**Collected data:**

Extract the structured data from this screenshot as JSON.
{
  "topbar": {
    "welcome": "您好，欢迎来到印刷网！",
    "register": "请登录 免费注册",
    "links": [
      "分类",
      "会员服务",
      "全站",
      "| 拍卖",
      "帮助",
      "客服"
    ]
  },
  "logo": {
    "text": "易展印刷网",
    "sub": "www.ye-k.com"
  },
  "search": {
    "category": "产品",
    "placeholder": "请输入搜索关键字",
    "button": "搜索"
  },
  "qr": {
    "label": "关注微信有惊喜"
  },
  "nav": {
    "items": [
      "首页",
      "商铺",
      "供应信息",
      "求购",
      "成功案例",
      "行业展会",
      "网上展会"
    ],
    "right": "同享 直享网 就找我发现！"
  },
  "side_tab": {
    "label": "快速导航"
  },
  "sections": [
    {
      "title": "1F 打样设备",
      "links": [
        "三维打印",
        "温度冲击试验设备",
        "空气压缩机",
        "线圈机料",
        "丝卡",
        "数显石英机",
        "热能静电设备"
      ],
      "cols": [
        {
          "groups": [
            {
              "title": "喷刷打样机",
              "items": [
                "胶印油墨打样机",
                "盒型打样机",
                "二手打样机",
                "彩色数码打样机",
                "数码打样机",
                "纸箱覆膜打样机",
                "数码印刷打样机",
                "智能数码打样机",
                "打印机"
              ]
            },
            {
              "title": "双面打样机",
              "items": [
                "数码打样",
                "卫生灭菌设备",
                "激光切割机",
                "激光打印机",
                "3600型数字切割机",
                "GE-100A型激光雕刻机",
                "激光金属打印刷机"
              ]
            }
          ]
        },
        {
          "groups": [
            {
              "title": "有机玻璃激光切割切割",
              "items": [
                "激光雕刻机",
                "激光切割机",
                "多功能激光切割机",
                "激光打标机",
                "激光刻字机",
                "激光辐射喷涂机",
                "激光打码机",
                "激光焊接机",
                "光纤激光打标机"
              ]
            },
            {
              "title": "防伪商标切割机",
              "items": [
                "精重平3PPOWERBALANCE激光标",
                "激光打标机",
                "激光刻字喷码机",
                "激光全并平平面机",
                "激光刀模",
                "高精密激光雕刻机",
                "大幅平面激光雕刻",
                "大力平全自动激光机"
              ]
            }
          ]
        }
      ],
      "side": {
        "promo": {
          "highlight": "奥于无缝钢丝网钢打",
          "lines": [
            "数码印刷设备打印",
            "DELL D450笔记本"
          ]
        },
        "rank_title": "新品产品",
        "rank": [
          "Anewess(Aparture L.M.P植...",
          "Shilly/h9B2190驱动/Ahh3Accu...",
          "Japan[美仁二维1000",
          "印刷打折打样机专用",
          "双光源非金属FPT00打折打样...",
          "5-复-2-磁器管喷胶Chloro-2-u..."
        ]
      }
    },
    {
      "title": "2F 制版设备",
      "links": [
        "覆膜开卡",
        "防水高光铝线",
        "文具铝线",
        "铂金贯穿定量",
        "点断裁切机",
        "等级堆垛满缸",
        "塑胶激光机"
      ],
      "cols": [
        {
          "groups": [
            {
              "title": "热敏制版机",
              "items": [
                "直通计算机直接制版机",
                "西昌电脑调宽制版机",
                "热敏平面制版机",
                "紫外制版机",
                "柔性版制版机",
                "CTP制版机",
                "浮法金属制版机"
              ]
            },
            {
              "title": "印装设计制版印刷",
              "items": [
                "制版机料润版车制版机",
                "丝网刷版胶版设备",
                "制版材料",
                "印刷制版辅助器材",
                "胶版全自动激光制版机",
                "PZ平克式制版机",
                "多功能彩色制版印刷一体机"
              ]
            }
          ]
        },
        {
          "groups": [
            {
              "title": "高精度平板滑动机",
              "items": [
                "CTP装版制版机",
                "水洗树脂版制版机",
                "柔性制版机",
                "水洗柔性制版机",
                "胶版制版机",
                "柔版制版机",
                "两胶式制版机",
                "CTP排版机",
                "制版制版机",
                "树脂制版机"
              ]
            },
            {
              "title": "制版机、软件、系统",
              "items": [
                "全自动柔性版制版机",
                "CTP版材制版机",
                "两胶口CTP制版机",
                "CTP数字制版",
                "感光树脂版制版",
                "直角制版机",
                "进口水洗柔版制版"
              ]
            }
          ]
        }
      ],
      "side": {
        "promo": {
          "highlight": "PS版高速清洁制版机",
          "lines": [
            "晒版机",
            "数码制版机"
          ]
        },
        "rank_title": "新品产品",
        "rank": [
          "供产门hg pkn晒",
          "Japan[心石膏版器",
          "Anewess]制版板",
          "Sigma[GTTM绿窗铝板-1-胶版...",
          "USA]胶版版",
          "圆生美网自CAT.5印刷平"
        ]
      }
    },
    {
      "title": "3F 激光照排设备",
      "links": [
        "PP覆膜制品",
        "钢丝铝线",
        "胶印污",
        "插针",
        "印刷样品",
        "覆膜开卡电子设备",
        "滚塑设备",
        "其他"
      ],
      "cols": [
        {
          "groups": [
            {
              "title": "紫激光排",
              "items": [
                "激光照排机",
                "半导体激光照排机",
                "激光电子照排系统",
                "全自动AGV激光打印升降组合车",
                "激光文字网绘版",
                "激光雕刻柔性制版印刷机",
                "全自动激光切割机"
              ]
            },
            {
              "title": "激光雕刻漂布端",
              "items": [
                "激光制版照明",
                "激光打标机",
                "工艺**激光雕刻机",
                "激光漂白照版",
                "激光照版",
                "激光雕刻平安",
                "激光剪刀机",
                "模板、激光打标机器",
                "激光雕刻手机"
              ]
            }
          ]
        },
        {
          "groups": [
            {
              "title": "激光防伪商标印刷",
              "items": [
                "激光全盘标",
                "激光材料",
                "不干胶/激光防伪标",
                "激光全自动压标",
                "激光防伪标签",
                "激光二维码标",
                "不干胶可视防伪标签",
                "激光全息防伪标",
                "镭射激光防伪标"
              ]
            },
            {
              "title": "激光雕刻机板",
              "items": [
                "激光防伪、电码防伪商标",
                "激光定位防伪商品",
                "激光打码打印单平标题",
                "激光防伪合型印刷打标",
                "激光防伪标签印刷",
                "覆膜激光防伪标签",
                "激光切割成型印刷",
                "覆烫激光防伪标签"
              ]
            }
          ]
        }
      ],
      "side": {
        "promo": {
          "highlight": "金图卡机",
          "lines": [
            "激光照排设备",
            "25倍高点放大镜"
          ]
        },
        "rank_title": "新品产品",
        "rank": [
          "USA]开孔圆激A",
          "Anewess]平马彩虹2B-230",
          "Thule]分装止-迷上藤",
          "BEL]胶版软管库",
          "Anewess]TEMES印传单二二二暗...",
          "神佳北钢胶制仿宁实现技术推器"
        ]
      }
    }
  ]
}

**STATED TASK:** Transcribe the records above exactly as they appear.

**ANSWER FOR THE TASK:**
Extract the structured data from this screenshot as JSON.
{
  "topbar": {
    "welcome": "您好，欢迎来到印刷网！",
    "register": "请登录 免费注册",
    "links": [
      "分类",
      "会员服务",
      "全站",
      "| 拍卖",
      "帮助",
      "客服"
    ]
  },
  "logo": {
    "text": "易展印刷网",
    "sub": "www.ye-k.com"
  },
  "search": {
    "category": "产品",
    "placeholder": "请输入搜索关键字",
    "button": "搜索"
  },
  "qr": {
    "label": "关注微信有惊喜"
  },
  "nav": {
    "items": [
      "首页",
      "商铺",
      "供应信息",
      "求购",
      "成功案例",
      "行业展会",
      "网上展会"
    ],
    "right": "同享 直享网 就找我发现！"
  },
  "side_tab": {
    "label": "快速导航"
  },
  "sections": [
    {
      "title": "1F 打样设备",
      "links": [
        "三维打印",
        "温度冲击试验设备",
        "空气压缩机",
        "线圈机料",
        "丝卡",
        "数显石英机",
        "热能静电设备"
      ],
      "cols": [
        {
          "groups": [
            {
              "title": "喷刷打样机",
              "items": [
                "胶印油墨打样机",
                "盒型打样机",
                "二手打样机",
                "彩色数码打样机",
                "数码打样机",
                "纸箱覆膜打样机",
                "数码印刷打样机",
                "智能数码打样机",
                "打印机"
              ]
            },
            {
              "title": "双面打样机",
              "items": [
                "数码打样",
                "卫生灭菌设备",
                "激光切割机",
                "激光打印机",
                "3600型数字切割机",
                "GE-100A型激光雕刻机",
                "激光金属打印刷机"
              ]
            }
          ]
        },
        {
          "groups": [
            {
              "title": "有机玻璃激光切割切割",
              "items": [
                "激光雕刻机",
                "激光切割机",
                "多功能激光切割机",
                "激光打标机",
                "激光刻字机",
                "激光辐射喷涂机",
                "激光打码机",
                "激光焊接机",
                "光纤激光打标机"
              ]
            },
            {
              "title": "防伪商标切割机",
              "items": [
                "精重平3PPOWERBALANCE激光标",
                "激光打标机",
                "激光刻字喷码机",
                "激光全并平平面机",
                "激光刀模",
                "高精密激光雕刻机",
                "大幅平面激光雕刻",
                "大力平全自动激光机"
              ]
            }
          ]
        }
      ],
      "side": {
        "promo": {
          "highlight": "奥于无缝钢丝网钢打",
          "lines": [
            "数码印刷设备打印",
            "DELL D450笔记本"
          ]
        },
        "rank_title": "新品产品",
        "rank": [
          "Anewess(Aparture L.M.P植...",
          "Shilly/h9B2190驱动/Ahh3Accu...",
          "Japan[美仁二维1000",
          "印刷打折打样机专用",
          "双光源非金属FPT00打折打样...",
          "5-复-2-磁器管喷胶Chloro-2-u..."
        ]
      }
    },
    {
      "title": "2F 制版设备",
      "links": [
        "覆膜开卡",
        "防水高光铝线",
        "文具铝线",
        "铂金贯穿定量",
        "点断裁切机",
        "等级堆垛满缸",
        "塑胶激光机"
      ],
      "cols": [
        {
          "groups": [
            {
              "title": "热敏制版机",
              "items": [
                "直通计算机直接制版机",
                "西昌电脑调宽制版机",
                "热敏平面制版机",
                "紫外制版机",
                "柔性版制版机",
                "CTP制版机",
                "浮法金属制版机"
              ]
            },
            {
              "title": "印装设计制版印刷",
              "items": [
                "制版机料润版车制版机",
                "丝网刷版胶版设备",
                "制版材料",
                "印刷制版辅助器材",
                "胶版全自动激光制版机",
                "PZ平克式制版机",
                "多功能彩色制版印刷一体机"
              ]
            }
          ]
        },
        {
          "groups": [
            {
              "title": "高精度平板滑动机",
              "items": [
                "CTP装版制版机",
                "水洗树脂版制版机",
                "柔性制版机",
                "水洗柔性制版机",
                "胶版制版机",
                "柔版制版机",
                "两胶式制版机",
                "CTP排版机",
                "制版制版机",
                "树脂制版机"
              ]
            },
            {
              "title": "制版机、软件、系统",
              "items": [
                "全自动柔性版制版机",
                "CTP版材制版机",
                "两胶口CTP制版机",
                "CTP数字制版",
                "感光树脂版制版",
                "直角制版机",
                "进口水洗柔版制版"
              ]
            }
          ]
        }
      ],
      "side": {
        "promo": {
          "highlight": "PS版高速清洁制版机",
          "lines": [
            "晒版机",
            "数码制版机"
          ]
        },
        "rank_title": "新品产品",
        "rank": [
          "供产门hg pkn晒",
          "Japan[心石膏版器",
          "Anewess]制版板",
          "Sigma[GTTM绿窗铝板-1-胶版...",
          "USA]胶版版",
          "圆生美网自CAT.5印刷平"
        ]
      }
    },
    {
      "title": "3F 激光照排设备",
      "links": [
        "PP覆膜制品",
        "钢丝铝线",
        "胶印污",
        "插针",
        "印刷样品",
        "覆膜开卡电子设备",
        "滚塑设备",
        "其他"
      ],
      "cols": [
        {
          "groups": [
            {
              "title": "紫激光排",
              "items": [
                "激光照排机",
                "半导体激光照排机",
                "激光电子照排系统",
                "全自动AGV激光打印升降组合车",
                "激光文字网绘版",
                "激光雕刻柔性制版印刷机",
                "全自动激光切割机"
              ]
            },
            {
              "title": "激光雕刻漂布端",
              "items": [
                "激光制版照明",
                "激光打标机",
                "工艺**激光雕刻机",
                "激光漂白照版",
                "激光照版",
                "激光雕刻平安",
                "激光剪刀机",
                "模板、激光打标机器",
                "激光雕刻手机"
              ]
            }
          ]
        },
        {
          "groups": [
            {
              "title": "激光防伪商标印刷",
              "items": [
                "激光全盘标",
                "激光材料",
                "不干胶/激光防伪标",
                "激光全自动压标",
                "激光防伪标签",
                "激光二维码标",
                "不干胶可视防伪标签",
                "激光全息防伪标",
                "镭射激光防伪标"
              ]
            },
            {
              "title": "激光雕刻机板",
              "items": [
                "激光防伪、电码防伪商标",
                "激光定位防伪商品",
                "激光打码打印单平标题",
                "激光防伪合型印刷打标",
                "激光防伪标签印刷",
                "覆膜激光防伪标签",
                "激光切割成型印刷",
                "覆烫激光防伪标签"
              ]
            }
          ]
        }
      ],
      "side": {
        "promo": {
          "highlight": "金图卡机",
          "lines": [
            "激光照排设备",
            "25倍高点放大镜"
          ]
        },
        "rank_title": "新品产品",
        "rank": [
          "USA]开孔圆激A",
          "Anewess]平马彩虹2B-230",
          "Thule]分装止-迷上藤",
          "BEL]胶版软管库",
          "Anewess]TEMES印传单二二二暗...",
          "神佳北钢胶制仿宁实现技术推器"
        ]
      }
    }
  ]
}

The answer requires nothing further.